## EXERCISE TASK
Your task is to output all the records below, word for word.

## Dataset entries
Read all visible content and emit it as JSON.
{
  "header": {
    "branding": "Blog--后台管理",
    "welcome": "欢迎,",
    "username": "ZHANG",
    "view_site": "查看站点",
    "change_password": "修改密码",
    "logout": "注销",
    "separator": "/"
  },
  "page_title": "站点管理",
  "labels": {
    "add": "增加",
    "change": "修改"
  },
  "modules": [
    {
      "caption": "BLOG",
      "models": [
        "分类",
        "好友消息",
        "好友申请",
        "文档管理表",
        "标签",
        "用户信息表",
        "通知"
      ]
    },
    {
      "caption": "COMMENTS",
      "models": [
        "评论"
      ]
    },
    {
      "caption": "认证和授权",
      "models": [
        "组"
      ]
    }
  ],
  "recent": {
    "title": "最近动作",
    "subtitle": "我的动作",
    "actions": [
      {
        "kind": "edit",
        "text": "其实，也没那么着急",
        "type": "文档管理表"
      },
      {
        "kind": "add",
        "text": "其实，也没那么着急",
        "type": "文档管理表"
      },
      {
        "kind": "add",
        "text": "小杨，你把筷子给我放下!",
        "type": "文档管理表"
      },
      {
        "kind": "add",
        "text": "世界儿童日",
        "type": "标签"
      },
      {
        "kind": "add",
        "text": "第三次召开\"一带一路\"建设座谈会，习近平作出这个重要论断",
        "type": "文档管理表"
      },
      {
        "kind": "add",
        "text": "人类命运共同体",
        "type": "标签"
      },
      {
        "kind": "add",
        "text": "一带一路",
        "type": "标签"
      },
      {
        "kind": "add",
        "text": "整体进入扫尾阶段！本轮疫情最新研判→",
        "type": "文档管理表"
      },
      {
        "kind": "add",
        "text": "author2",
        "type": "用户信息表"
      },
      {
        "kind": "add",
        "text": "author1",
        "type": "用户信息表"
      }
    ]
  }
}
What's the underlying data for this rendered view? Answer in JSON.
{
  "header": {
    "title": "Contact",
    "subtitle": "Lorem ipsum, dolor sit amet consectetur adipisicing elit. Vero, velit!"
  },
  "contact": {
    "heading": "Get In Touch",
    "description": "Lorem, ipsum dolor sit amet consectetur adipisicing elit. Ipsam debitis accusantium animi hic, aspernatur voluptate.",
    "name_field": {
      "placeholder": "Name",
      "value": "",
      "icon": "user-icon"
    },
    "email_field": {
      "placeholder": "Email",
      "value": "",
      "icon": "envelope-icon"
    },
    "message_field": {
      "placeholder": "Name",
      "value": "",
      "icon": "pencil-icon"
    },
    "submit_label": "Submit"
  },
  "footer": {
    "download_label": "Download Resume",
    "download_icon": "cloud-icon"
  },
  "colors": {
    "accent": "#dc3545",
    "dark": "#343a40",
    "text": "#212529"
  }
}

## PROBLEM SOLUTION
Read all visible content and emit it as JSON.
{
  "header": {
    "branding": "Blog--后台管理",
    "welcome": "欢迎,",
    "username": "ZHANG",
    "view_site": "查看站点",
    "change_password": "修改密码",
    "logout": "注销",
    "separator": "/"
  },
  "page_title": "站点管理",
  "labels": {
    "add": "增加",
    "change": "修改"
  },
  "modules": [
    {
      "caption": "BLOG",
      "models": [
        "分类",
        "好友消息",
        "好友申请",
        "文档管理表",
        "标签",
        "用户信息表",
        "通知"
      ]
    },
    {
      "caption": "COMMENTS",
      "models": [
        "评论"
      ]
    },
    {
      "caption": "认证和授权",
      "models": [
        "组"
      ]
    }
  ],
  "recent": {
    "title": "最近动作",
    "subtitle": "我的动作",
    "actions": [
      {
        "kind": "edit",
        "text": "其实，也没那么着急",
        "type": "文档管理表"
      },
      {
        "kind": "add",
        "text": "其实，也没那么着急",
        "type": "文档管理表"
      },
      {
        "kind": "add",
        "text": "小杨，你把筷子给我放下!",
        "type": "文档管理表"
      },
      {
        "kind": "add",
        "text": "世界儿童日",
        "type": "标签"
      },
      {
        "kind": "add",
        "text": "第三次召开\"一带一路\"建设座谈会，习近平作出这个重要论断",
        "type": "文档管理表"
      },
      {
        "kind": "add",
        "text": "人类命运共同体",
        "type": "标签"
      },
      {
        "kind": "add",
        "text": "一带一路",
        "type": "标签"
      },
      {
        "kind": "add",
        "text": "整体进入扫尾阶段！本轮疫情最新研判→",
        "type": "文档管理表"
      },
      {
        "kind": "add",
        "text": "author2",
        "type": "用户信息表"
      },
      {
        "kind": "add",
        "text": "author1",
        "type": "用户信息表"
      }
    ]
  }
}
What's the underlying data for this rendered view? Answer in JSON.
{
  "header": {
    "title": "Contact",
    "subtitle": "Lorem ipsum, dolor sit amet consectetur adipisicing elit. Vero, velit!"
  },
  "contact": {
    "heading": "Get In Touch",
    "description": "Lorem, ipsum dolor sit amet consectetur adipisicing elit. Ipsam debitis accusantium animi hic, aspernatur voluptate.",
    "name_field": {
      "placeholder": "Name",
      "value": "",
      "icon": "user-icon"
    },
    "email_field": {
      "placeholder": "Email",
      "value": "",
      "icon": "envelope-icon"
    },
    "message_field": {
      "placeholder": "Name",
      "value": "",
      "icon": "pencil-icon"
    },
    "submit_label": "Submit"
  },
  "footer": {
    "download_label": "Download Resume",
    "download_icon": "cloud-icon"
  },
  "colors": {
    "accent": "#dc3545",
    "dark": "#343a40",
    "text": "#212529"
  }
}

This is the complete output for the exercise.